Document section =

+ + + + +

THE negative sound of the term “nonfiction” always seemed to me sadly reflective of the common cultural attitude toward that vast and various field of writing. The term itself indicates that “fiction” is the standard, central sort of serious writing, and anything else is basically defined by being “not” of that genre. (I have sometimes thought that writers of this “non” category ought to strike back by calling novels and stories “nonreality.”) Among the subheads beneath the general nonfiction category, such fields as biography and history stand up as respectable, if somewhat plodding, cousins to the major literary practice of fiction. There is also an important and large but even less culturally stylish vein of the nonfiction field that, whether it is referred to as journalism, reporting, or, the fancier term, reportage, is usually preceded by the adjective “mere” in discussions of serious literature. And yet, in the past year nonfiction works by Tom Wolfe and Truman Capote have catapulted the reportorial kind of writing to a level of social interest suitable for cocktail party conversation and little-review comment. As Wolfe might put it, nonfiction has suddenly become . . . fashionable.

But long before it was announced that Mr. Capote intended to raise reporting to an “art” — somewhat like a benevolent industrialist disclosing his plans for helping out an underdeveloped country— there was, and has continued to be, a growing amount of imaginative and artfully rendered writing in the field. Since the 1950s, Murray Kempton in his newspaper columns and James Baldwin in his personal essays (most notably in Notes of a Native Son) have demonstrated that journalism can be practiced at the level of art. Increasing numbers of novelists — among them Harvey Swados, Gore Vidal, George P. Elliott, and Norman Mailer —have tried their hand at journalism and often turned out work of unquestionable literary as well as informational merit. The critic Norman Podhoretz has even suggested that some of Mailer’s journalism has been more interesting and important than his fiction.

Whatever the validity or necessity of such comparison, there is no doubt that Mailer’s journalistic pieces, especially the long takeouts in Esquire, are charged with the energy of art. Whether or not his piece in that magazine on the 1960 Democratic convention — “Superman Comes to the Supermarket” — did, as Mailer himself believes, tip the scales of that whole election to John Kennedy in some mysterious, mystical, psycho-hipsterical manner, it certainly proved that a good, factual, and keenly observed account of a political convention doesn’t have to be dull. To cite only one section of one enormous, snakelike, shimmering sentence from that report, Mailer described how

. . . it was in the Gallery of the Biltmore where one first felt the mood which pervaded all proceedings until the convention was almost over, that heavy, thick, witless depression which was to dominate every move as the delegates wandered and gawked and paraded and set for a spell, there in the Gallery of the Biltmore, that huge depressing alley with its inimitable hotel color, that faded depth of chiaroscuro which unhappily has no depth, that brown which is not a brown, that grey which has no pearl in it, that color which can be described only as hotel-color because the beiges, the tans, the walnuts, the mahoganies, the dull blood rugs, the moaning yellows, the sick greens, the greys and all those dumb browns merge into that lack of color which is an over-large hotel at convention time, with all the small-towners wearing their set, starched faces, that look they get at carnival, all fever and suspicion, and proud to be there, eddying slowly back and forth in that high block-long tunnel of a room with its arched ceiling and square recesses filling every rib of the arch with art work, escutcheons and blazons and other art, pictures I think, I cannot even remember, there was such a hill of cigar smoke the eye had to travel on its way to the ceiling, and at one end there was galvanized pipe scaffolding and workmen repairing some part of the ceiling, one of them touching up one of the endless squares of painted plaster in the arch, and another worker, passing by, yelled up to the one who was working on the ceiling: “Hey, Michelangelo!”

+ + + + +

Record list =
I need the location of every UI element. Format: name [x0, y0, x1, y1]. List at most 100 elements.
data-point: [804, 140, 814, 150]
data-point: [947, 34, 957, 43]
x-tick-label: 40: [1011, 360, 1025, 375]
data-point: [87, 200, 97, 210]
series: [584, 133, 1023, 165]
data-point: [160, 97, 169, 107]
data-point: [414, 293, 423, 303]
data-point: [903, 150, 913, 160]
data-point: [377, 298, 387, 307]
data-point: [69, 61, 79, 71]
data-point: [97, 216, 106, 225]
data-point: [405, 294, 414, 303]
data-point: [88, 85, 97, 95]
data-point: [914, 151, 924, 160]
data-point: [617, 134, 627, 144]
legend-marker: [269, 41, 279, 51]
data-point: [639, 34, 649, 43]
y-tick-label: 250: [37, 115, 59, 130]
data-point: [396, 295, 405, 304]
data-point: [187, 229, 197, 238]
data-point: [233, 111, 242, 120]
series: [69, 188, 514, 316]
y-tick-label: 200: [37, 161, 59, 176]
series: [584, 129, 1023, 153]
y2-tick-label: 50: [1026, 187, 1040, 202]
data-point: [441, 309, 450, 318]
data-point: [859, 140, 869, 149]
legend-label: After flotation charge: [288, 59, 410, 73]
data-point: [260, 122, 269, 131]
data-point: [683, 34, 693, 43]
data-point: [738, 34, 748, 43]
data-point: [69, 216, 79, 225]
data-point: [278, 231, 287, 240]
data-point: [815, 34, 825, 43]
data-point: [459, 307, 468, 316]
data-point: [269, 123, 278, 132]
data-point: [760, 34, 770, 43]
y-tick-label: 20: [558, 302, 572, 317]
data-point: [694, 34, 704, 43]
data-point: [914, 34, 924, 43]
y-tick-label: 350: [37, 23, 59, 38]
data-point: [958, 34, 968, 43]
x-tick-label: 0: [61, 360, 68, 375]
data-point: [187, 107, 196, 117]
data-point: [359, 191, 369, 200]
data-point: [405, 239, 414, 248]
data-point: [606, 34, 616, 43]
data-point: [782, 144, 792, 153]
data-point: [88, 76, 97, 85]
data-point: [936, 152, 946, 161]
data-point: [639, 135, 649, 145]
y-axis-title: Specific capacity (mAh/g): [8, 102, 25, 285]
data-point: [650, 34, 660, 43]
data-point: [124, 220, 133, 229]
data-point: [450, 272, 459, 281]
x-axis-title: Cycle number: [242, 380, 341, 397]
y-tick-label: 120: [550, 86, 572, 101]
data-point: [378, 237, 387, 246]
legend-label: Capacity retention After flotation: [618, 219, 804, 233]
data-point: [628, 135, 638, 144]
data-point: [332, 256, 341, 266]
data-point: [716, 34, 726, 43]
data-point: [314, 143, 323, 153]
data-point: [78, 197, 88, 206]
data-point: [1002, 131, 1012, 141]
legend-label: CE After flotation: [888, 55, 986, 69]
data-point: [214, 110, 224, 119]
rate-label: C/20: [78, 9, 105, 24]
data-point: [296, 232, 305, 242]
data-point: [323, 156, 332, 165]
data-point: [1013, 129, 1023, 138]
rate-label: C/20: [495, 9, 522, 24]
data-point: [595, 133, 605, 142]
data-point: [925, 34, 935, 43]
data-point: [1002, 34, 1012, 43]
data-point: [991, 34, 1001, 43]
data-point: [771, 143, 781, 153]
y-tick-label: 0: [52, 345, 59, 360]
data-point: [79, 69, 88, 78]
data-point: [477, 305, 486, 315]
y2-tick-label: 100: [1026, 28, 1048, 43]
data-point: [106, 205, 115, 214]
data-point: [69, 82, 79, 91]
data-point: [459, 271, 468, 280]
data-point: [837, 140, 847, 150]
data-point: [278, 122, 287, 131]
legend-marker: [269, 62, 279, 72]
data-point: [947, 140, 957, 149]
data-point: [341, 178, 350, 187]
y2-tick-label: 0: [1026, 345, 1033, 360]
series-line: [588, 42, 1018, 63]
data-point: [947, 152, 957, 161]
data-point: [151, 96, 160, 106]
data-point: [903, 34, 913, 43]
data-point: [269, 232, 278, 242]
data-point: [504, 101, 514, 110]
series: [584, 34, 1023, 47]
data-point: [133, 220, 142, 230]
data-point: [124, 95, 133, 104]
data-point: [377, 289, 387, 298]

+ + + + +

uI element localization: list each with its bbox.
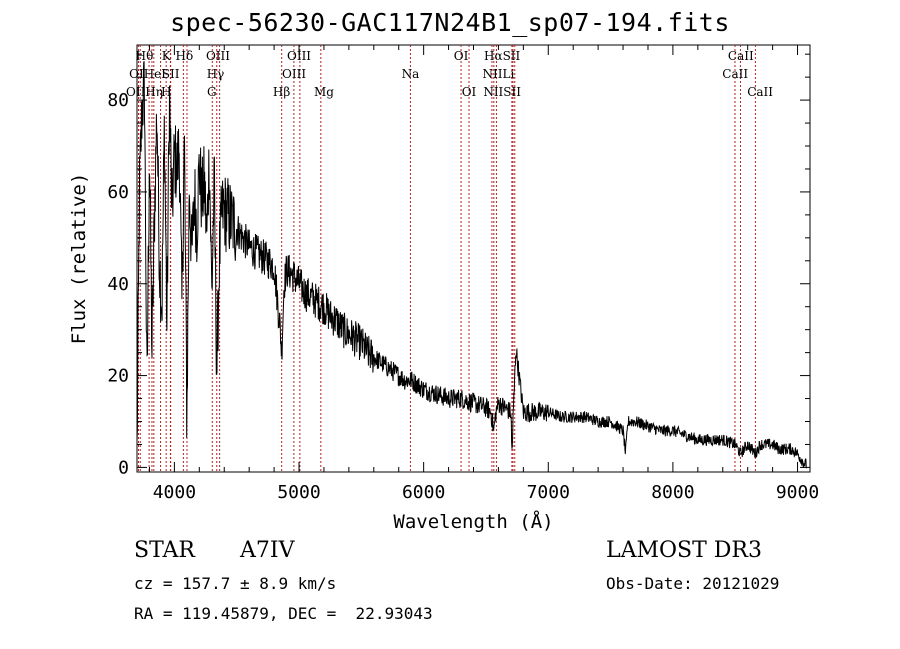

+ + + + +

Problems =
#1 Do these statements agree with the essay on nonfiction writing? For each, answer yes or no, and quote the words from the essay that decide it.
(a) A critic has suggested that some of Mailer's journalism is more interesting and important than his fiction.
(b) Mailer's Esquire piece covered the 1964 Republican convention.
(c) Murray Kempton's personal essays appear in Notes of a Native Son.
#2 Write the next part of the essay on nonfiction writing. Begin right after the quoted passage that closes with "Hey, Michelangelo!"
The entries come from a different source than the essay on nonfiction writing.

The answers =
#1
(a) Yes: "The critic Norman Podhoretz has even suggested that some of Mailer’s journalism has been more interesting and important than his fiction."
(b) No: "his piece in that magazine on the 1960 Democratic convention"
(c) No: "James Baldwin in his personal essays (most notably in Notes of a Native Son)"

#2
That is of course not the style of cold, clipped, just-the-facts-please daily newspaper journalism, and in an effort to categorize it, some observers have referred to that kind of approach as “fictional.” This confuses the issue, and I think it is partly a result of the old prejudice that any “good writing” must by definition be “fictional” writing. Yet the label suggests that the reporting done in such a style is not factual, but rather something the reporter made up. This is not the case. Such reporting is “imaginative” not because the author has distorted the facts, but because he has presented them in a full instead of a naked manner, brought out the sights, sounds, and feel surrounding those facts, and connected them by comparison with other facts of history, society, and literature in an artistic manner that does not diminish but gives greater depth and dimension to the facts.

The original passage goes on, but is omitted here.